■ **Direction**: Return, word for word, every line that follows.
○ ○ ○ ○ ○ ○ ○
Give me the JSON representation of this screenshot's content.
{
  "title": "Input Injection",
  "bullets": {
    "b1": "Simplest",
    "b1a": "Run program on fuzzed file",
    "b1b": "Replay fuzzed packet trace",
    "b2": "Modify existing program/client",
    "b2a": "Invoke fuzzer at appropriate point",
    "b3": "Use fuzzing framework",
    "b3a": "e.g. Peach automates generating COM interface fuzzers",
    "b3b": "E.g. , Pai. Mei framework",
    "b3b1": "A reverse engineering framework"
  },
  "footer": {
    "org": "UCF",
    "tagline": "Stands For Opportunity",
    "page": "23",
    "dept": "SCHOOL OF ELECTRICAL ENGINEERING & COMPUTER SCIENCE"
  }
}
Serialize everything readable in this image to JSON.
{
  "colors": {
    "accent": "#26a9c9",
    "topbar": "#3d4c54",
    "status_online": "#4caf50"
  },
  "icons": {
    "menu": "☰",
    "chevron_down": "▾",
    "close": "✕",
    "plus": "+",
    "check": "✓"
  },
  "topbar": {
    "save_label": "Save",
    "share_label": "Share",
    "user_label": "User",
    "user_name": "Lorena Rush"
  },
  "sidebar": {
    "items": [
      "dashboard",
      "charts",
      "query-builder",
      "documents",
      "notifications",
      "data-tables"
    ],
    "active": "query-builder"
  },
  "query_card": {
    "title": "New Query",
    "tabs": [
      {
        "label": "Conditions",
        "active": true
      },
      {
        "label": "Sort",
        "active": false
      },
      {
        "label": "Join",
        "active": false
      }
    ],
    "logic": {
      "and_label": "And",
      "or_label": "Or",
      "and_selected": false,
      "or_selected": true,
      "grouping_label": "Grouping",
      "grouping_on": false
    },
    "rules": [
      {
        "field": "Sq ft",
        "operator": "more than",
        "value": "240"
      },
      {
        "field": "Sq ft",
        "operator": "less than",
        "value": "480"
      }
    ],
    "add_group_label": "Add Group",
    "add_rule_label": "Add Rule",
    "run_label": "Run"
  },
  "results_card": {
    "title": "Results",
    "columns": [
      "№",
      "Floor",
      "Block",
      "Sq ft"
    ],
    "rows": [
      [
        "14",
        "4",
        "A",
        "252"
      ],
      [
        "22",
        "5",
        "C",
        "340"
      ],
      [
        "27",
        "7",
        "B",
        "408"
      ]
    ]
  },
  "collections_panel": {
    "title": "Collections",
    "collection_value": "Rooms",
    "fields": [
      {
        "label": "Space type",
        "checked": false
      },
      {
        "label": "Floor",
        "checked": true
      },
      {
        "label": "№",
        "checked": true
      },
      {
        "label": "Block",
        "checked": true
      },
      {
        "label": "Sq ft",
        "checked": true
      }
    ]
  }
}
○ ○ ○ ○ ○ ○ ○
■ **Completed task**:
Give me the JSON representation of this screenshot's content.
{
  "title": "Input Injection",
  "bullets": {
    "b1": "Simplest",
    "b1a": "Run program on fuzzed file",
    "b1b": "Replay fuzzed packet trace",
    "b2": "Modify existing program/client",
    "b2a": "Invoke fuzzer at appropriate point",
    "b3": "Use fuzzing framework",
    "b3a": "e.g. Peach automates generating COM interface fuzzers",
    "b3b": "E.g. , Pai. Mei framework",
    "b3b1": "A reverse engineering framework"
  },
  "footer": {
    "org": "UCF",
    "tagline": "Stands For Opportunity",
    "page": "23",
    "dept": "SCHOOL OF ELECTRICAL ENGINEERING & COMPUTER SCIENCE"
  }
}
Serialize everything readable in this image to JSON.
{
  "colors": {
    "accent": "#26a9c9",
    "topbar": "#3d4c54",
    "status_online": "#4caf50"
  },
  "icons": {
    "menu": "☰",
    "chevron_down": "▾",
    "close": "✕",
    "plus": "+",
    "check": "✓"
  },
  "topbar": {
    "save_label": "Save",
    "share_label": "Share",
    "user_label": "User",
    "user_name": "Lorena Rush"
  },
  "sidebar": {
    "items": [
      "dashboard",
      "charts",
      "query-builder",
      "documents",
      "notifications",
      "data-tables"
    ],
    "active": "query-builder"
  },
  "query_card": {
    "title": "New Query",
    "tabs": [
      {
        "label": "Conditions",
        "active": true
      },
      {
        "label": "Sort",
        "active": false
      },
      {
        "label": "Join",
        "active": false
      }
    ],
    "logic": {
      "and_label": "And",
      "or_label": "Or",
      "and_selected": false,
      "or_selected": true,
      "grouping_label": "Grouping",
      "grouping_on": false
    },
    "rules": [
      {
        "field": "Sq ft",
        "operator": "more than",
        "value": "240"
      },
      {
        "field": "Sq ft",
        "operator": "less than",
        "value": "480"
      }
    ],
    "add_group_label": "Add Group",
    "add_rule_label": "Add Rule",
    "run_label": "Run"
  },
  "results_card": {
    "title": "Results",
    "columns": [
      "№",
      "Floor",
      "Block",
      "Sq ft"
    ],
    "rows": [
      [
        "14",
        "4",
        "A",
        "252"
      ],
      [
        "22",
        "5",
        "C",
        "340"
      ],
      [
        "27",
        "7",
        "B",
        "408"
      ]
    ]
  },
  "collections_panel": {
    "title": "Collections",
    "collection_value": "Rooms",
    "fields": [
      {
        "label": "Space type",
        "checked": false
      },
      {
        "label": "Floor",
        "checked": true
      },
      {
        "label": "№",
        "checked": true
      },
      {
        "label": "Block",
        "checked": true
      },
      {
        "label": "Sq ft",
        "checked": true
      }
    ]
  }
}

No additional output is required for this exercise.